• Work to complete:
Transcribe the listing word for word.

Stored data

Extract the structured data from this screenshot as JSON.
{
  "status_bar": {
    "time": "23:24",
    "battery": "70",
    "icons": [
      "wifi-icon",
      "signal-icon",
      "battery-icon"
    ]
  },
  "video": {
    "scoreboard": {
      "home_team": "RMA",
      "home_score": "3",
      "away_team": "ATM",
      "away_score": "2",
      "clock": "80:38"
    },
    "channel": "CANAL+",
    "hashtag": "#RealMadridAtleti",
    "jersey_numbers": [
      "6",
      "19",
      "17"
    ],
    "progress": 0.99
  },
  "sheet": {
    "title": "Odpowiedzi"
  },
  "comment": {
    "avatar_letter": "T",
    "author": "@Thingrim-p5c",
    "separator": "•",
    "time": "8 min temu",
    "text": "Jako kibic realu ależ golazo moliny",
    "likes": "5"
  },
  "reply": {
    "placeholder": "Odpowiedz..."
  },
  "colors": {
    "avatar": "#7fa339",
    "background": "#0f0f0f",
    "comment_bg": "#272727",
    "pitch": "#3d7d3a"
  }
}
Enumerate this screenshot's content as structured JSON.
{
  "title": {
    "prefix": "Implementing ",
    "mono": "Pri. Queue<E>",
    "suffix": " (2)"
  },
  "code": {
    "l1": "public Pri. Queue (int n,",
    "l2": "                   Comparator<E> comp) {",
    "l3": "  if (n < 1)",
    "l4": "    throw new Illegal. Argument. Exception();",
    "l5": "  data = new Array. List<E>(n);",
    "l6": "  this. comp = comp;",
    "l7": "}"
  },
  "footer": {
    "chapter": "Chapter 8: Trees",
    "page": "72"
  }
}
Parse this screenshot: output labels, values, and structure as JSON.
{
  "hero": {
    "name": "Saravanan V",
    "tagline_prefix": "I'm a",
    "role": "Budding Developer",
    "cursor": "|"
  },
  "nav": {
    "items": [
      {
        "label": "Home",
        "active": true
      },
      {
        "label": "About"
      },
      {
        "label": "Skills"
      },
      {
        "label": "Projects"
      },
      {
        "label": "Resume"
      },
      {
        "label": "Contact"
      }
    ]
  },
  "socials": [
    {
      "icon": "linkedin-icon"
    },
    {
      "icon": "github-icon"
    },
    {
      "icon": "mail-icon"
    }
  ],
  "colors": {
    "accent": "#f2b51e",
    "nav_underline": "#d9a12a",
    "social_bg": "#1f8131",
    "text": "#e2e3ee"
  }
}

• Reply:
Extract the structured data from this screenshot as JSON.
{
  "status_bar": {
    "time": "23:24",
    "battery": "70",
    "icons": [
      "wifi-icon",
      "signal-icon",
      "battery-icon"
    ]
  },
  "video": {
    "scoreboard": {
      "home_team": "RMA",
      "home_score": "3",
      "away_team": "ATM",
      "away_score": "2",
      "clock": "80:38"
    },
    "channel": "CANAL+",
    "hashtag": "#RealMadridAtleti",
    "jersey_numbers": [
      "6",
      "19",
      "17"
    ],
    "progress": 0.99
  },
  "sheet": {
    "title": "Odpowiedzi"
  },
  "comment": {
    "avatar_letter": "T",
    "author": "@Thingrim-p5c",
    "separator": "•",
    "time": "8 min temu",
    "text": "Jako kibic realu ależ golazo moliny",
    "likes": "5"
  },
  "reply": {
    "placeholder": "Odpowiedz..."
  },
  "colors": {
    "avatar": "#7fa339",
    "background": "#0f0f0f",
    "comment_bg": "#272727",
    "pitch": "#3d7d3a"
  }
}
Enumerate this screenshot's content as structured JSON.
{
  "title": {
    "prefix": "Implementing ",
    "mono": "Pri. Queue<E>",
    "suffix": " (2)"
  },
  "code": {
    "l1": "public Pri. Queue (int n,",
    "l2": "                   Comparator<E> comp) {",
    "l3": "  if (n < 1)",
    "l4": "    throw new Illegal. Argument. Exception();",
    "l5": "  data = new Array. List<E>(n);",
    "l6": "  this. comp = comp;",
    "l7": "}"
  },
  "footer": {
    "chapter": "Chapter 8: Trees",
    "page": "72"
  }
}
Parse this screenshot: output labels, values, and structure as JSON.
{
  "hero": {
    "name": "Saravanan V",
    "tagline_prefix": "I'm a",
    "role": "Budding Developer",
    "cursor": "|"
  },
  "nav": {
    "items": [
      {
        "label": "Home",
        "active": true
      },
      {
        "label": "About"
      },
      {
        "label": "Skills"
      },
      {
        "label": "Projects"
      },
      {
        "label": "Resume"
      },
      {
        "label": "Contact"
      }
    ]
  },
  "socials": [
    {
      "icon": "linkedin-icon"
    },
    {
      "icon": "github-icon"
    },
    {
      "icon": "mail-icon"
    }
  ],
  "colors": {
    "accent": "#f2b51e",
    "nav_underline": "#d9a12a",
    "social_bg": "#1f8131",
    "text": "#e2e3ee"
  }
}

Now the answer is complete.